EXERCISE DETAILS — Type out the complete listing below word for word, without its pictures.

(Collected data entries)

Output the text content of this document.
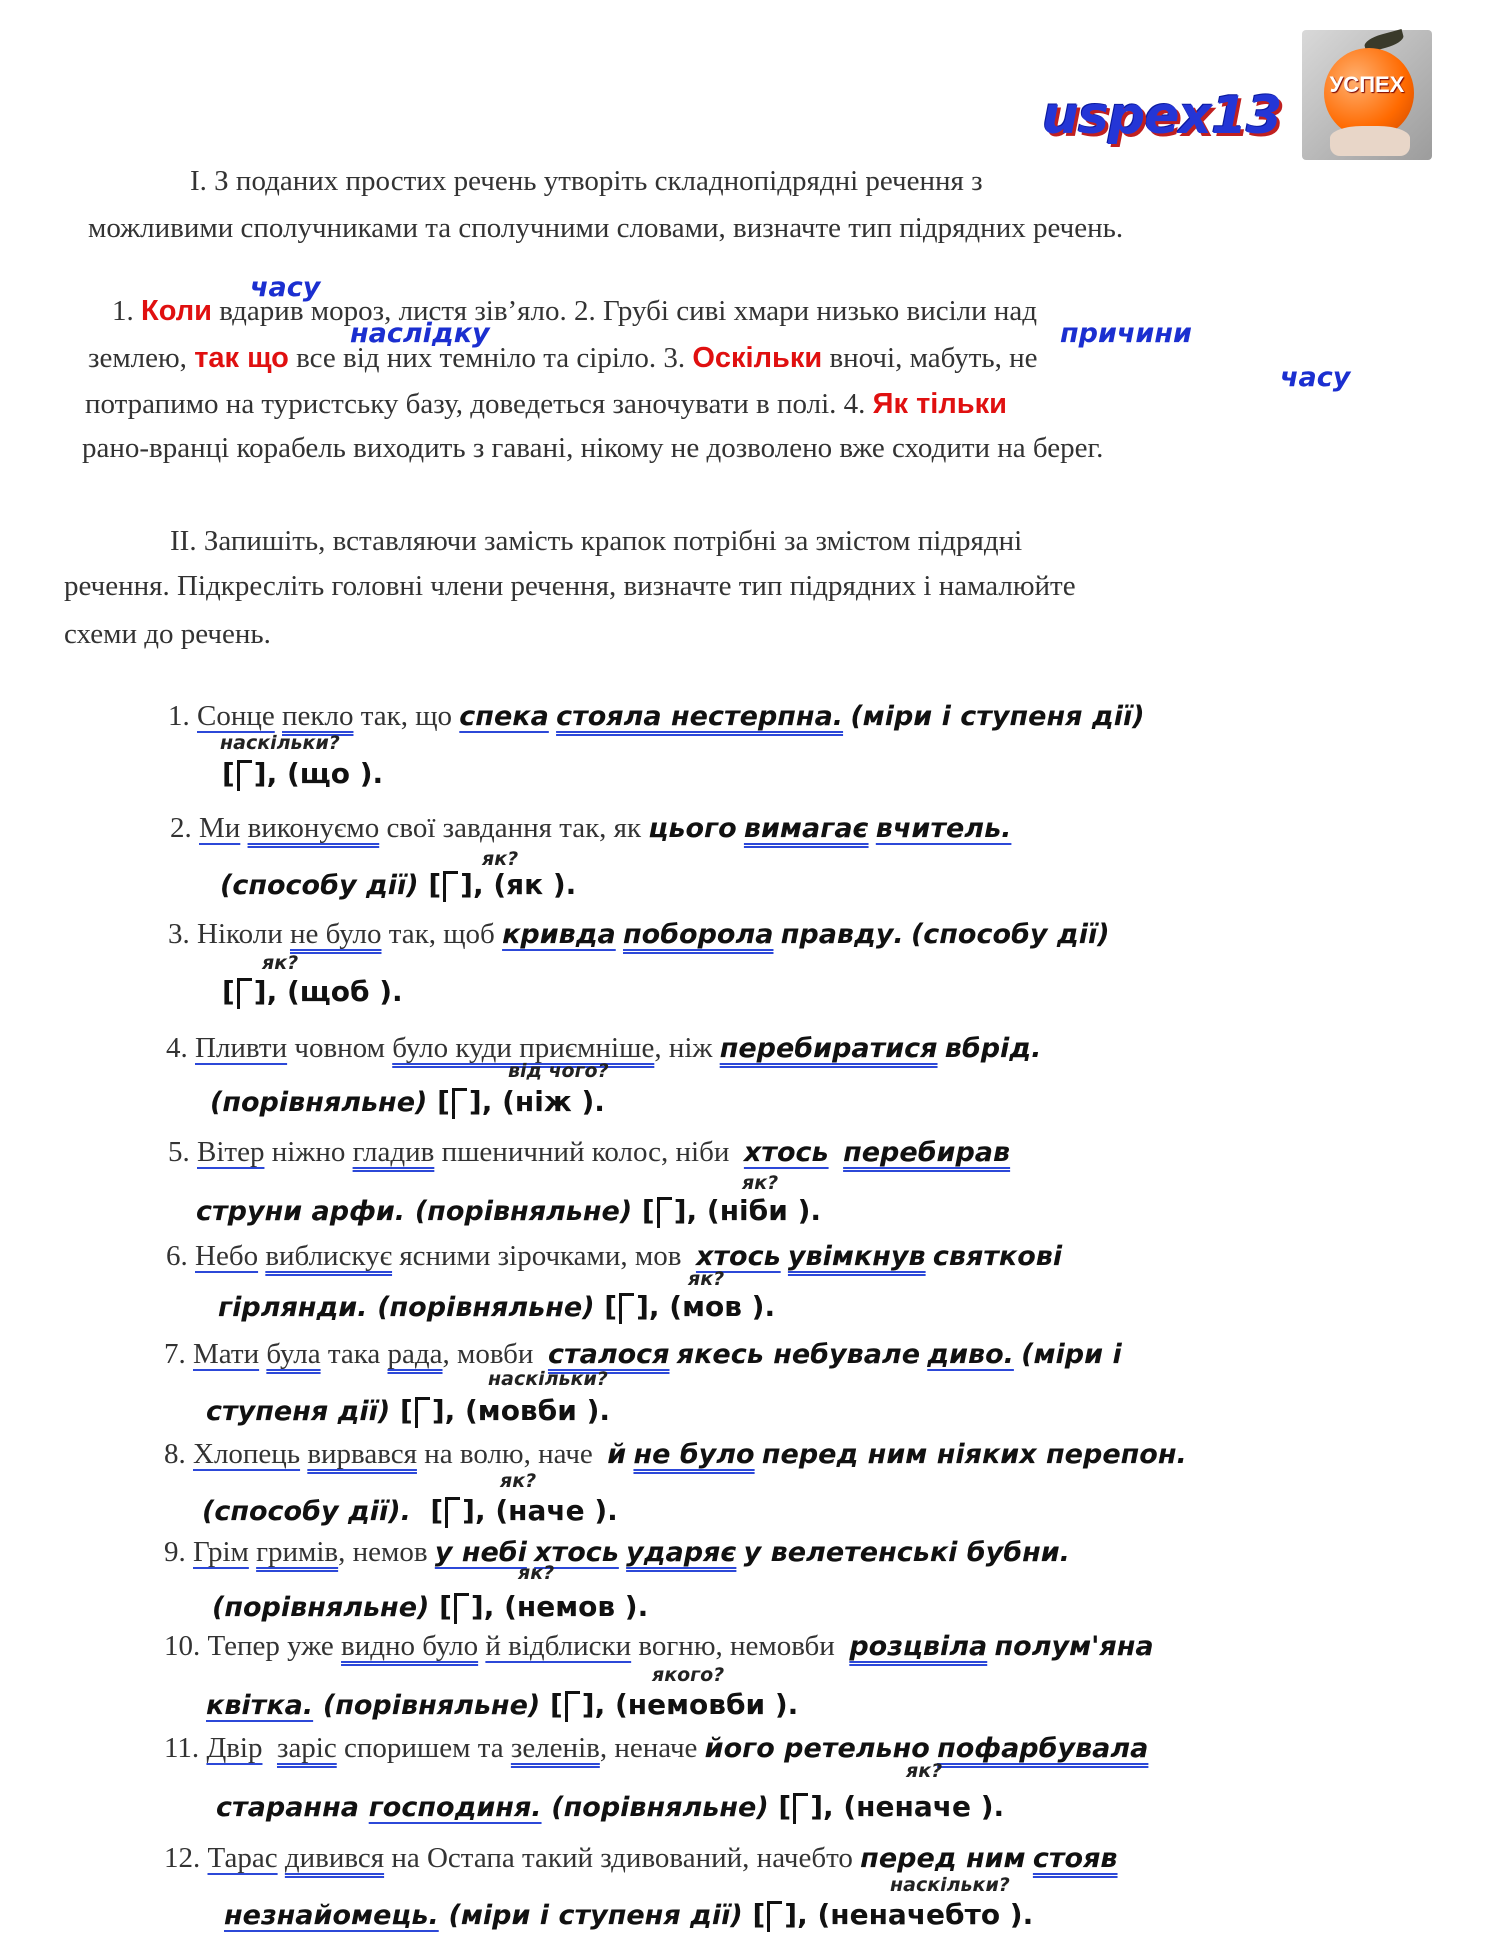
uspex13
УСПЕХ
I. З поданих простих речень утворіть складнопідрядні речення з
можливими сполучниками та сполучними словами, визначте тип підрядних речень.
часу
наслідку	причини
часу
1. Коли вдарив мороз, листя зів’яло. 2. Грубі сиві хмари низько висіли над
землею, так що все від них темніло та сіріло. 3. Оскільки вночі, мабуть, не
потрапимо на туристську базу, доведеться заночувати в полі. 4. Як тільки
рано-вранці корабель виходить з гавані, нікому не дозволено вже сходити на берег.
II. Запишіть, вставляючи замість крапок потрібні за змістом підрядні
речення. Підкресліть головні члени речення, визначте тип підрядних і намалюйте
схеми до речень.
1. Сонце пекло так, що спека стояла нестерпна. (міри і ступеня дії)
наскільки?
[ ], (що ).
2. Ми виконуємо свої завдання так, як цього вимагає вчитель.
як?
(способу дії) [ ], (як ).
3. Ніколи не було так, щоб кривда поборола правду. (способу дії)
як?
[ ], (щоб ).
4. Пливти човном було куди приємніше, ніж перебиратися вбрід.
від чого?
(порівняльне) [ ], (ніж ).
5. Вітер ніжно гладив пшеничний колос, ніби хтось перебирав
як?
струни арфи. (порівняльне) [ ], (ніби ).
6. Небо виблискує ясними зірочками, мов хтось увімкнув святкові
як?
гірлянди. (порівняльне) [ ], (мов ).
7. Мати була така рада, мовби сталося якесь небувале диво. (міри і
наскільки?
ступеня дії) [ ], (мовби ).
8. Хлопець вирвався на волю, наче й не було перед ним ніяких перепон.
як?
(способу дії).  [ ], (наче ).
9. Грім гримів, немов у небі хтось ударяє у велетенські бубни.
як?
(порівняльне) [ ], (немов ).
10. Тепер уже видно було й відблиски вогню, немовби розцвіла полум'яна
якого?
квітка. (порівняльне) [ ], (немовби ).
11. Двір заріс споришем та зеленів, неначе його ретельно пофарбувала
як?
старанна господиня. (порівняльне) [ ], (неначе ).
12. Тарас дивився на Остапа такий здивований, начебто перед ним стояв
наскільки?
незнайомець. (міри і ступеня дії) [ ], (неначебто ).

SOLUTION TO THIS PROBLEM —
Output the text content of this document.
uspex13
УСПЕХ
I. З поданих простих речень утворіть складнопідрядні речення з
можливими сполучниками та сполучними словами, визначте тип підрядних речень.
часу
наслідку	причини
часу
1. Коли вдарив мороз, листя зів’яло. 2. Грубі сиві хмари низько висіли над
землею, так що все від них темніло та сіріло. 3. Оскільки вночі, мабуть, не
потрапимо на туристську базу, доведеться заночувати в полі. 4. Як тільки
рано-вранці корабель виходить з гавані, нікому не дозволено вже сходити на берег.
II. Запишіть, вставляючи замість крапок потрібні за змістом підрядні
речення. Підкресліть головні члени речення, визначте тип підрядних і намалюйте
схеми до речень.
1. Сонце пекло так, що спека стояла нестерпна. (міри і ступеня дії)
наскільки?
[ ], (що ).
2. Ми виконуємо свої завдання так, як цього вимагає вчитель.
як?
(способу дії) [ ], (як ).
3. Ніколи не було так, щоб кривда поборола правду. (способу дії)
як?
[ ], (щоб ).
4. Пливти човном було куди приємніше, ніж перебиратися вбрід.
від чого?
(порівняльне) [ ], (ніж ).
5. Вітер ніжно гладив пшеничний колос, ніби хтось перебирав
як?
струни арфи. (порівняльне) [ ], (ніби ).
6. Небо виблискує ясними зірочками, мов хтось увімкнув святкові
як?
гірлянди. (порівняльне) [ ], (мов ).
7. Мати була така рада, мовби сталося якесь небувале диво. (міри і
наскільки?
ступеня дії) [ ], (мовби ).
8. Хлопець вирвався на волю, наче й не було перед ним ніяких перепон.
як?
(способу дії).  [ ], (наче ).
9. Грім гримів, немов у небі хтось ударяє у велетенські бубни.
як?
(порівняльне) [ ], (немов ).
10. Тепер уже видно було й відблиски вогню, немовби розцвіла полум'яна
якого?
квітка. (порівняльне) [ ], (немовби ).
11. Двір заріс споришем та зеленів, неначе його ретельно пофарбувала
як?
старанна господиня. (порівняльне) [ ], (неначе ).
12. Тарас дивився на Остапа такий здивований, начебто перед ним стояв
наскільки?
незнайомець. (міри і ступеня дії) [ ], (неначебто ).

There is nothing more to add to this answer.